**Brief**
Transcribe all the entries word for word, skipping the pictures.

[Data items]
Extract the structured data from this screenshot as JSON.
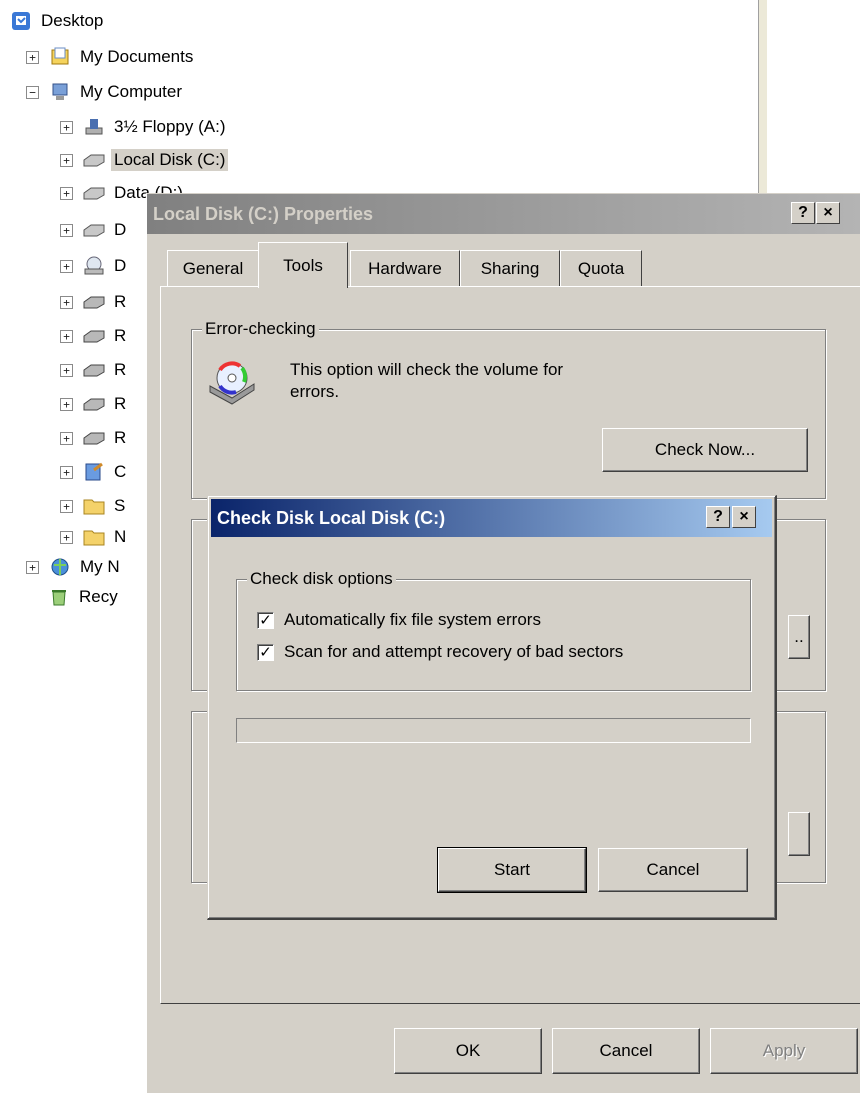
{
  "tree": {
    "items": [
      {
        "label": "Desktop",
        "icon": "desktop-icon",
        "expander": ""
      },
      {
        "label": "My Documents",
        "icon": "my-documents-icon",
        "expander": "+"
      },
      {
        "label": "My Computer",
        "icon": "my-computer-icon",
        "expander": "−"
      },
      {
        "label": "3½ Floppy (A:)",
        "icon": "floppy-drive-icon",
        "expander": "+"
      },
      {
        "label": "Local Disk (C:)",
        "icon": "hard-disk-icon",
        "expander": "+"
      },
      {
        "label": "Data (D:)",
        "icon": "hard-disk-icon",
        "expander": "+"
      },
      {
        "label": "D",
        "icon": "hard-disk-icon",
        "expander": "+"
      },
      {
        "label": "D",
        "icon": "cd-drive-icon",
        "expander": "+"
      },
      {
        "label": "R",
        "icon": "network-drive-icon",
        "expander": "+"
      },
      {
        "label": "R",
        "icon": "network-drive-icon",
        "expander": "+"
      },
      {
        "label": "R",
        "icon": "network-drive-icon",
        "expander": "+"
      },
      {
        "label": "R",
        "icon": "network-drive-icon",
        "expander": "+"
      },
      {
        "label": "R",
        "icon": "network-drive-icon",
        "expander": "+"
      },
      {
        "label": "C",
        "icon": "control-panel-icon",
        "expander": "+"
      },
      {
        "label": "S",
        "icon": "folder-icon",
        "expander": "+"
      },
      {
        "label": "N",
        "icon": "folder-icon",
        "expander": "+"
      },
      {
        "label": "My N",
        "icon": "my-network-icon",
        "expander": "+"
      },
      {
        "label": "Recy",
        "icon": "recycle-bin-icon",
        "expander": ""
      }
    ]
  },
  "properties": {
    "title": "Local Disk (C:) Properties",
    "help_btn": "?",
    "close_btn": "×",
    "tabs": [
      "General",
      "Tools",
      "Hardware",
      "Sharing",
      "Quota"
    ],
    "active_tab": "Tools",
    "error_checking": {
      "legend": "Error-checking",
      "line1": "This option will check the volume for",
      "line2": "errors.",
      "button": "Check Now..."
    },
    "partial_btn_1": "..",
    "ok": "OK",
    "cancel": "Cancel",
    "apply": "Apply"
  },
  "check_disk": {
    "title": "Check Disk Local Disk (C:)",
    "help_btn": "?",
    "close_btn": "×",
    "options_legend": "Check disk options",
    "option1": "Automatically fix file system errors",
    "option2": "Scan for and attempt recovery of bad sectors",
    "option1_checked": true,
    "option2_checked": true,
    "progress": 0,
    "start": "Start",
    "cancel": "Cancel"
  },
  "colors": {
    "active_title_start": "#0a246a",
    "active_title_end": "#a6caf0",
    "inactive_title_start": "#808080",
    "inactive_title_end": "#b5b5b5",
    "face": "#d4d0c8"
  }
}
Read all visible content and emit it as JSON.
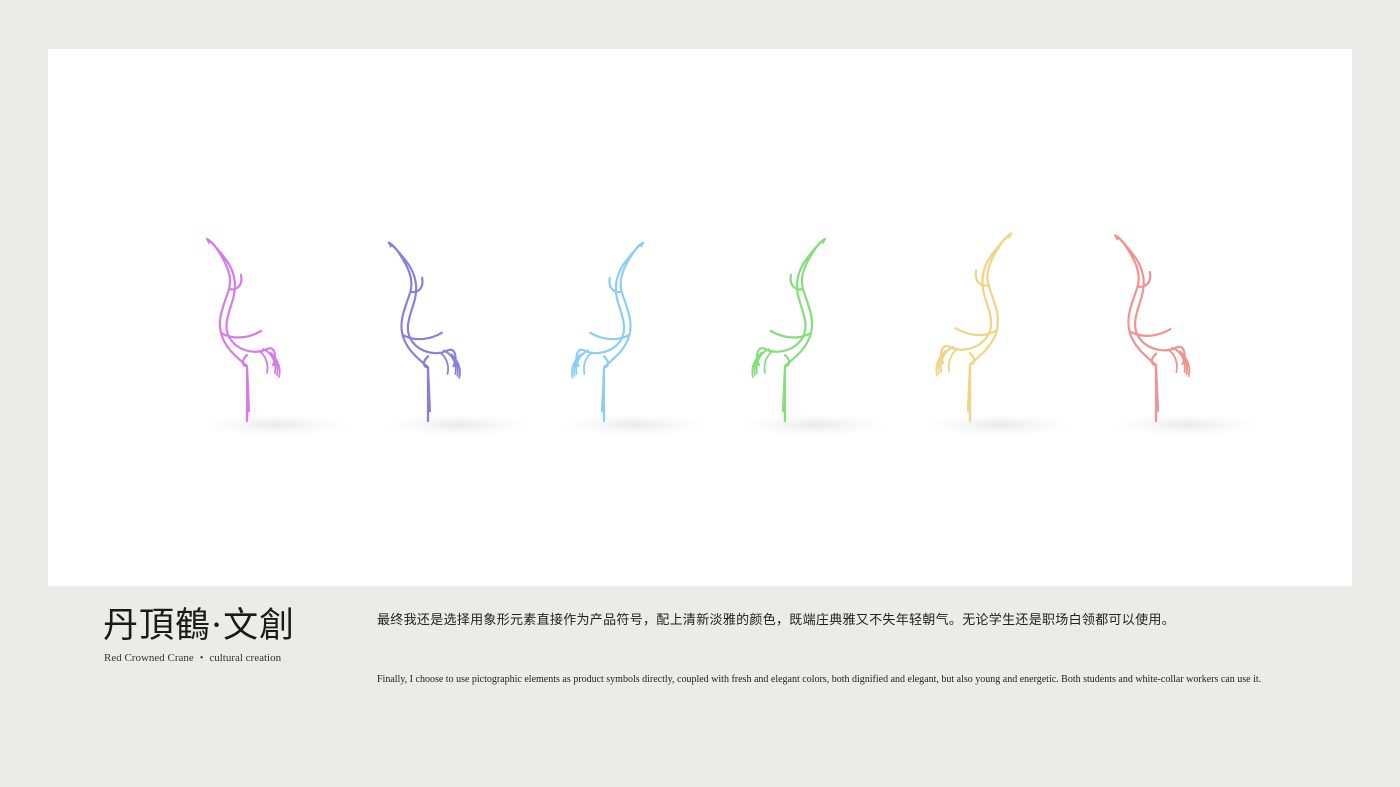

**Finished exercise**
Extract the structured data from this screenshot as JSON.
{
  "tree": {
    "items": [
      {
        "label": "Desktop",
        "icon": "desktop-icon",
        "expander": ""
      },
      {
        "label": "My Documents",
        "icon": "my-documents-icon",
        "expander": "+"
      },
      {
        "label": "My Computer",
        "icon": "my-computer-icon",
        "expander": "−"
      },
      {
        "label": "3½ Floppy (A:)",
        "icon": "floppy-drive-icon",
        "expander": "+"
      },
      {
        "label": "Local Disk (C:)",
        "icon": "hard-disk-icon",
        "expander": "+"
      },
      {
        "label": "Data (D:)",
        "icon": "hard-disk-icon",
        "expander": "+"
      },
      {
        "label": "D",
        "icon": "hard-disk-icon",
        "expander": "+"
      },
      {
        "label": "D",
        "icon": "cd-drive-icon",
        "expander": "+"
      },
      {
        "label": "R",
        "icon": "network-drive-icon",
        "expander": "+"
      },
      {
        "label": "R",
        "icon": "network-drive-icon",
        "expander": "+"
      },
      {
        "label": "R",
        "icon": "network-drive-icon",
        "expander": "+"
      },
      {
        "label": "R",
        "icon": "network-drive-icon",
        "expander": "+"
      },
      {
        "label": "R",
        "icon": "network-drive-icon",
        "expander": "+"
      },
      {
        "label": "C",
        "icon": "control-panel-icon",
        "expander": "+"
      },
      {
        "label": "S",
        "icon": "folder-icon",
        "expander": "+"
      },
      {
        "label": "N",
        "icon": "folder-icon",
        "expander": "+"
      },
      {
        "label": "My N",
        "icon": "my-network-icon",
        "expander": "+"
      },
      {
        "label": "Recy",
        "icon": "recycle-bin-icon",
        "expander": ""
      }
    ]
  },
  "properties": {
    "title": "Local Disk (C:) Properties",
    "help_btn": "?",
    "close_btn": "×",
    "tabs": [
      "General",
      "Tools",
      "Hardware",
      "Sharing",
      "Quota"
    ],
    "active_tab": "Tools",
    "error_checking": {
      "legend": "Error-checking",
      "line1": "This option will check the volume for",
      "line2": "errors.",
      "button": "Check Now..."
    },
    "partial_btn_1": "..",
    "ok": "OK",
    "cancel": "Cancel",
    "apply": "Apply"
  },
  "check_disk": {
    "title": "Check Disk Local Disk (C:)",
    "help_btn": "?",
    "close_btn": "×",
    "options_legend": "Check disk options",
    "option1": "Automatically fix file system errors",
    "option2": "Scan for and attempt recovery of bad sectors",
    "option1_checked": true,
    "option2_checked": true,
    "progress": 0,
    "start": "Start",
    "cancel": "Cancel"
  },
  "colors": {
    "active_title_start": "#0a246a",
    "active_title_end": "#a6caf0",
    "inactive_title_start": "#808080",
    "inactive_title_end": "#b5b5b5",
    "face": "#d4d0c8"
  }
}
Read all visible content and emit it as JSON.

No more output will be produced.